**WRITTEN PROBLEM:**
Exactly reproduce the lines that follow.

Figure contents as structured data
▬▬▬▬▬▬▬▬▬▬

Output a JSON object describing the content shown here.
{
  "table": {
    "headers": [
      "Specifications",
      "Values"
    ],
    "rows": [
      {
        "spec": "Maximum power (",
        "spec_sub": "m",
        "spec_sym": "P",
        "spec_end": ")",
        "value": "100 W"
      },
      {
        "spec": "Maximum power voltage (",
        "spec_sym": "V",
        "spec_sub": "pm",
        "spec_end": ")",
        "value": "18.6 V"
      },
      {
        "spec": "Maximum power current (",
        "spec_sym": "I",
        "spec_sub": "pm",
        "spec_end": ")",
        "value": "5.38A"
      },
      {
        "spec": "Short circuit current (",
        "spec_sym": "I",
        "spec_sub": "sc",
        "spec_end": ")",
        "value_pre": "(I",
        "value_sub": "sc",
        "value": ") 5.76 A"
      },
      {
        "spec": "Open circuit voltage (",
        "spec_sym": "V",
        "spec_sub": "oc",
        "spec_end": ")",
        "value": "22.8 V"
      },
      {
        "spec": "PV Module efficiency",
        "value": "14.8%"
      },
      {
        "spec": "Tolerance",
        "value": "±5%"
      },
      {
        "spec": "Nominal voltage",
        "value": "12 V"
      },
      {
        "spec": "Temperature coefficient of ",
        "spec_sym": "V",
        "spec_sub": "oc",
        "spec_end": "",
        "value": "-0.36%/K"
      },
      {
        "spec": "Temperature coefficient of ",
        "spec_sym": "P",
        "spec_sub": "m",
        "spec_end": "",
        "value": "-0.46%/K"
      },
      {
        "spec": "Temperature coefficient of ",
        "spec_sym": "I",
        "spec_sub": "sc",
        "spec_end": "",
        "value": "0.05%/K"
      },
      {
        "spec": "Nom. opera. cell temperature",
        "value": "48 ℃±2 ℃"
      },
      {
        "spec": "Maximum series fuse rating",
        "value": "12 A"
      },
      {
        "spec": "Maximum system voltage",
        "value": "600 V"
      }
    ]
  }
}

▬▬▬▬▬▬▬▬▬▬

**TASK OUTPUT:**
Output a JSON object describing the content shown here.
{
  "table": {
    "headers": [
      "Specifications",
      "Values"
    ],
    "rows": [
      {
        "spec": "Maximum power (",
        "spec_sub": "m",
        "spec_sym": "P",
        "spec_end": ")",
        "value": "100 W"
      },
      {
        "spec": "Maximum power voltage (",
        "spec_sym": "V",
        "spec_sub": "pm",
        "spec_end": ")",
        "value": "18.6 V"
      },
      {
        "spec": "Maximum power current (",
        "spec_sym": "I",
        "spec_sub": "pm",
        "spec_end": ")",
        "value": "5.38A"
      },
      {
        "spec": "Short circuit current (",
        "spec_sym": "I",
        "spec_sub": "sc",
        "spec_end": ")",
        "value_pre": "(I",
        "value_sub": "sc",
        "value": ") 5.76 A"
      },
      {
        "spec": "Open circuit voltage (",
        "spec_sym": "V",
        "spec_sub": "oc",
        "spec_end": ")",
        "value": "22.8 V"
      },
      {
        "spec": "PV Module efficiency",
        "value": "14.8%"
      },
      {
        "spec": "Tolerance",
        "value": "±5%"
      },
      {
        "spec": "Nominal voltage",
        "value": "12 V"
      },
      {
        "spec": "Temperature coefficient of ",
        "spec_sym": "V",
        "spec_sub": "oc",
        "spec_end": "",
        "value": "-0.36%/K"
      },
      {
        "spec": "Temperature coefficient of ",
        "spec_sym": "P",
        "spec_sub": "m",
        "spec_end": "",
        "value": "-0.46%/K"
      },
      {
        "spec": "Temperature coefficient of ",
        "spec_sym": "I",
        "spec_sub": "sc",
        "spec_end": "",
        "value": "0.05%/K"
      },
      {
        "spec": "Nom. opera. cell temperature",
        "value": "48 ℃±2 ℃"
      },
      {
        "spec": "Maximum series fuse rating",
        "value": "12 A"
      },
      {
        "spec": "Maximum system voltage",
        "value": "600 V"
      }
    ]
  }
}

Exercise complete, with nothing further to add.